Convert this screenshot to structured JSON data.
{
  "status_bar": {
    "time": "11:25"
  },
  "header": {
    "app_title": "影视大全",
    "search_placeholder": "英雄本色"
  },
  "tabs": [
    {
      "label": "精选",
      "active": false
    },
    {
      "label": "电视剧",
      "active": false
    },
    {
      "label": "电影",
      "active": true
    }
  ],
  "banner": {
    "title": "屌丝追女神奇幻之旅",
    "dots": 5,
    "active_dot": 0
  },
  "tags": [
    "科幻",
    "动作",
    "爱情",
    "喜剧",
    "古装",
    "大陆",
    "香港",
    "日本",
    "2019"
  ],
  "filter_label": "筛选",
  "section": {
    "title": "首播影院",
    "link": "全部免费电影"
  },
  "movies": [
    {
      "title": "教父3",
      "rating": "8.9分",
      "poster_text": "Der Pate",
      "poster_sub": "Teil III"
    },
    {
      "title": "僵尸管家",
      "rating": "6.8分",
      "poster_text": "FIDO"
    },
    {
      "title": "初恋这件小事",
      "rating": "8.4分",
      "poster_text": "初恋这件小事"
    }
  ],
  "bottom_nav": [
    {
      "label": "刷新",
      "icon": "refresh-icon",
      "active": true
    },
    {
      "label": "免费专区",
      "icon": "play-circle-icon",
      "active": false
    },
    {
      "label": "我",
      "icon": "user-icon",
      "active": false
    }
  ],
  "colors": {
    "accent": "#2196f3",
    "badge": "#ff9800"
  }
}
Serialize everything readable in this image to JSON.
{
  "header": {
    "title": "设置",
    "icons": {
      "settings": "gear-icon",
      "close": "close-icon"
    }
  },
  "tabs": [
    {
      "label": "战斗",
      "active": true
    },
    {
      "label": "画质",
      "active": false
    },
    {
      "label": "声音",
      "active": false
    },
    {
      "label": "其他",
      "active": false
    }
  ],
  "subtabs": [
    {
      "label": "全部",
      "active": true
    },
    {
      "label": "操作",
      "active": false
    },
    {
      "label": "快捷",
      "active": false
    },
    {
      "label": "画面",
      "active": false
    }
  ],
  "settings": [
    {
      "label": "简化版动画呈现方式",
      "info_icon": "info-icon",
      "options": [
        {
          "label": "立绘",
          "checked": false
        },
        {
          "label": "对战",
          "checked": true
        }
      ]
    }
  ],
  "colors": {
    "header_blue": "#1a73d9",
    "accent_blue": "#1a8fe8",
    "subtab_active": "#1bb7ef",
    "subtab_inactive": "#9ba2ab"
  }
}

━━━━━━━━━━━━━━━━━━━━━━━━━━━━━━

Directions >> Extract the full listing and reproduce each line exactly.

Answer >>
Convert this screenshot to structured JSON data.
{
  "status_bar": {
    "time": "11:25"
  },
  "header": {
    "app_title": "影视大全",
    "search_placeholder": "英雄本色"
  },
  "tabs": [
    {
      "label": "精选",
      "active": false
    },
    {
      "label": "电视剧",
      "active": false
    },
    {
      "label": "电影",
      "active": true
    }
  ],
  "banner": {
    "title": "屌丝追女神奇幻之旅",
    "dots": 5,
    "active_dot": 0
  },
  "tags": [
    "科幻",
    "动作",
    "爱情",
    "喜剧",
    "古装",
    "大陆",
    "香港",
    "日本",
    "2019"
  ],
  "filter_label": "筛选",
  "section": {
    "title": "首播影院",
    "link": "全部免费电影"
  },
  "movies": [
    {
      "title": "教父3",
      "rating": "8.9分",
      "poster_text": "Der Pate",
      "poster_sub": "Teil III"
    },
    {
      "title": "僵尸管家",
      "rating": "6.8分",
      "poster_text": "FIDO"
    },
    {
      "title": "初恋这件小事",
      "rating": "8.4分",
      "poster_text": "初恋这件小事"
    }
  ],
  "bottom_nav": [
    {
      "label": "刷新",
      "icon": "refresh-icon",
      "active": true
    },
    {
      "label": "免费专区",
      "icon": "play-circle-icon",
      "active": false
    },
    {
      "label": "我",
      "icon": "user-icon",
      "active": false
    }
  ],
  "colors": {
    "accent": "#2196f3",
    "badge": "#ff9800"
  }
}
Serialize everything readable in this image to JSON.
{
  "header": {
    "title": "设置",
    "icons": {
      "settings": "gear-icon",
      "close": "close-icon"
    }
  },
  "tabs": [
    {
      "label": "战斗",
      "active": true
    },
    {
      "label": "画质",
      "active": false
    },
    {
      "label": "声音",
      "active": false
    },
    {
      "label": "其他",
      "active": false
    }
  ],
  "subtabs": [
    {
      "label": "全部",
      "active": true
    },
    {
      "label": "操作",
      "active": false
    },
    {
      "label": "快捷",
      "active": false
    },
    {
      "label": "画面",
      "active": false
    }
  ],
  "settings": [
    {
      "label": "简化版动画呈现方式",
      "info_icon": "info-icon",
      "options": [
        {
          "label": "立绘",
          "checked": false
        },
        {
          "label": "对战",
          "checked": true
        }
      ]
    }
  ],
  "colors": {
    "header_blue": "#1a73d9",
    "accent_blue": "#1a8fe8",
    "subtab_active": "#1bb7ef",
    "subtab_inactive": "#9ba2ab"
  }
}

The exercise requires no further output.